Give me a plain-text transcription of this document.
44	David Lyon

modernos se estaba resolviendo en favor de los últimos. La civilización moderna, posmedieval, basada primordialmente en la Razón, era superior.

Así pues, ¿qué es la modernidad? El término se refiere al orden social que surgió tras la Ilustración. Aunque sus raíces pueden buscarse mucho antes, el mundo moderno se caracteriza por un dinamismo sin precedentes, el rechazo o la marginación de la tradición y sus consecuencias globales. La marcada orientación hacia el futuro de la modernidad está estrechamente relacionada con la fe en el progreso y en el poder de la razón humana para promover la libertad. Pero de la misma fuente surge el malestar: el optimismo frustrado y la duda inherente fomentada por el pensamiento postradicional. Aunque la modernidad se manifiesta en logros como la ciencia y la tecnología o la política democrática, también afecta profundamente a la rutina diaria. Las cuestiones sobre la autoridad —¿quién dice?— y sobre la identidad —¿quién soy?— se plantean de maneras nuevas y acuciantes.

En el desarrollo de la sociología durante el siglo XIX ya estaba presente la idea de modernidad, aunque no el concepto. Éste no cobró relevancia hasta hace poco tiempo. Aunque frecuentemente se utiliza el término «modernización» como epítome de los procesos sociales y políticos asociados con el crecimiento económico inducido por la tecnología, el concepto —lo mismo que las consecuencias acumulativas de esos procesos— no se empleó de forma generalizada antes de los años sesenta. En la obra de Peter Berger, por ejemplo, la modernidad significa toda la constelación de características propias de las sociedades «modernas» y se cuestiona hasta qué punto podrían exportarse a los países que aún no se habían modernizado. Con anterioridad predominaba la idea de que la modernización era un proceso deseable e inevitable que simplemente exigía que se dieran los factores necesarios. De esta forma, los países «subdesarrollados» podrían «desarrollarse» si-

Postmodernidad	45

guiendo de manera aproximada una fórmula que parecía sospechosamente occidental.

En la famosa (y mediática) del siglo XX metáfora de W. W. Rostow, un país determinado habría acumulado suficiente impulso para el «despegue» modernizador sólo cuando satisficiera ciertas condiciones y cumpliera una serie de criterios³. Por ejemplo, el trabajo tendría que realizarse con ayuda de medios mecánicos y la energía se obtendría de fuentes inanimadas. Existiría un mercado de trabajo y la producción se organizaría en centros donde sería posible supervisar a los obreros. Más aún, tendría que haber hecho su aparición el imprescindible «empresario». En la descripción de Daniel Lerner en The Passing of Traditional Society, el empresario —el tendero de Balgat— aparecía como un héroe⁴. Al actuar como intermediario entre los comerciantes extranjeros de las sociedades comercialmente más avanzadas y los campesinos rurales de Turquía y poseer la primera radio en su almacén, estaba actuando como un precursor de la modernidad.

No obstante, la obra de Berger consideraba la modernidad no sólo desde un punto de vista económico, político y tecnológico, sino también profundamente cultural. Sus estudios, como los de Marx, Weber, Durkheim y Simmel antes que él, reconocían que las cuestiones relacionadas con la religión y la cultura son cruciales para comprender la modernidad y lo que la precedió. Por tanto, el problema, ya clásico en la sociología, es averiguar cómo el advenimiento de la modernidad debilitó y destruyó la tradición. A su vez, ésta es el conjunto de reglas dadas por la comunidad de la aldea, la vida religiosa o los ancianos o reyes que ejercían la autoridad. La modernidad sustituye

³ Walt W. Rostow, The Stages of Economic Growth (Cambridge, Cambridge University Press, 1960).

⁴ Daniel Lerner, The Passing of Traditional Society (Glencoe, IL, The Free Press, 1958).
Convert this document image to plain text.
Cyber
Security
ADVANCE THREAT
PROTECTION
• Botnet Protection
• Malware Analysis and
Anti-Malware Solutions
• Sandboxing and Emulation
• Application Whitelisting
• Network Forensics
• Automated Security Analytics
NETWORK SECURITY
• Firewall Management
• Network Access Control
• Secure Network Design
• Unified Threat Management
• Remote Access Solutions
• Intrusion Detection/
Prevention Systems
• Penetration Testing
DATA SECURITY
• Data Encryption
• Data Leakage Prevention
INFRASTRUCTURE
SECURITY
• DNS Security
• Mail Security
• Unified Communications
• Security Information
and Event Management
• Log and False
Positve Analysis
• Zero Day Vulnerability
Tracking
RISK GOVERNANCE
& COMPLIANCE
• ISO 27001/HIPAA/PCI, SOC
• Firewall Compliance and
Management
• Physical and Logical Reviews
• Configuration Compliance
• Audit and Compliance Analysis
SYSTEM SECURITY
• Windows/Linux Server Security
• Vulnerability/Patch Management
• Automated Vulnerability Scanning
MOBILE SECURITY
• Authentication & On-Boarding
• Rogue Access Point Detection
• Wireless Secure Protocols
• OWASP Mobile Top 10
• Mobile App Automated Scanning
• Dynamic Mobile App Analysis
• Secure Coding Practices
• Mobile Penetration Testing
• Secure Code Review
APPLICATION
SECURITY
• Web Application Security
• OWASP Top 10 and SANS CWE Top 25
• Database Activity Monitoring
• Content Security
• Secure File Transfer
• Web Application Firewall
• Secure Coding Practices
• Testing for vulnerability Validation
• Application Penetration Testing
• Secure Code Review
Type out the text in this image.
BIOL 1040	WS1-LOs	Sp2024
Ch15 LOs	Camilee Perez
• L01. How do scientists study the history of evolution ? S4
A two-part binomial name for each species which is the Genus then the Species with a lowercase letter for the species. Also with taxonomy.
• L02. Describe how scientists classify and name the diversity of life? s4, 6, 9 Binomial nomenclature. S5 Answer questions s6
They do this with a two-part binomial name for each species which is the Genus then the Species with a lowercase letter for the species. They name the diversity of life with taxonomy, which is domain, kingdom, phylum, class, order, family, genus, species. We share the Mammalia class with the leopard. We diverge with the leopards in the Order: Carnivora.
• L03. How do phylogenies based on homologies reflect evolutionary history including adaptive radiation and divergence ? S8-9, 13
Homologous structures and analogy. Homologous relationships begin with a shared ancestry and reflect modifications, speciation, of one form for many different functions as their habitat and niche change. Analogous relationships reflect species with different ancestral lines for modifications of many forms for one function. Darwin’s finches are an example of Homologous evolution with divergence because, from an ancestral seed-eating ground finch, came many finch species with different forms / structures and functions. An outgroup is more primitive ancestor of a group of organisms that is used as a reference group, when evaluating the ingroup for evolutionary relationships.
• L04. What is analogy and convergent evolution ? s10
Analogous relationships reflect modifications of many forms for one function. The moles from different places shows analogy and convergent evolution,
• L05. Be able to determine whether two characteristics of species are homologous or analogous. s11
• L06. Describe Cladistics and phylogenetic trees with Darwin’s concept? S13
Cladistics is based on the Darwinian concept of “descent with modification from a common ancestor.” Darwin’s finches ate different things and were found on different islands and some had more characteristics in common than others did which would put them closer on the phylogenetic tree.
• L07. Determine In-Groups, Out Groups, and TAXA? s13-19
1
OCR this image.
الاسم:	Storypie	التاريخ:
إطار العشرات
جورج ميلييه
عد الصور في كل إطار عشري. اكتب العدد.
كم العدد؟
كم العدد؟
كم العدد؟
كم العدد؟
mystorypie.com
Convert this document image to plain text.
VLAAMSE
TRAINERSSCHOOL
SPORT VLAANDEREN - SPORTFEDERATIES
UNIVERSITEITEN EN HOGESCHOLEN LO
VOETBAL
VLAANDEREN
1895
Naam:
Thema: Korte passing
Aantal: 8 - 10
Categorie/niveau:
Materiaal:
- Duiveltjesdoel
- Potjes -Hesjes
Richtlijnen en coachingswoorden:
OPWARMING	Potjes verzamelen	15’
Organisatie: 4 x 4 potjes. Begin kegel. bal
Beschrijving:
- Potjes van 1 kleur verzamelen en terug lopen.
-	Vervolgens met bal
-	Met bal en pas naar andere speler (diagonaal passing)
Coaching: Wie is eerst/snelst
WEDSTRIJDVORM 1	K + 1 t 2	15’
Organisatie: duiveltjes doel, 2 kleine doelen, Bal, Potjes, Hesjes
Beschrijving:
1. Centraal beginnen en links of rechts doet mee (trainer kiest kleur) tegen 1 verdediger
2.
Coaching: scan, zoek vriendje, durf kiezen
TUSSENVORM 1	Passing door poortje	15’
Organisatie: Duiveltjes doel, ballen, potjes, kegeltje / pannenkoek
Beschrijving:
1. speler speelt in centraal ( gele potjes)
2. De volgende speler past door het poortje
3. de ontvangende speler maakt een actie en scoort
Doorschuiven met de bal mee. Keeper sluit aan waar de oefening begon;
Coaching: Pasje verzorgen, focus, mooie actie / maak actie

(Aim):
Where a line above contains the word "function", copy that line.

(Worked solution):
Homologous structures and analogy. Homologous relationships begin with a shared ancestry and reflect modifications, speciation, of one form for many different functions as their habitat and niche change. Analogous relationships reflect species with different ancestral lines for modifications of many forms for one function. Darwin’s finches are an example of Homologous evolution with divergence because, from an ancestral seed-eating ground finch, came many finch species with different forms / structures and functions. An outgroup is more primitive ancestor of a group of organisms that is used as a reference group, when evaluating the ingroup for evolutionary relationships.
Analogous relationships reflect modifications of many forms for one function. The moles from different places shows analogy and convergent evolution,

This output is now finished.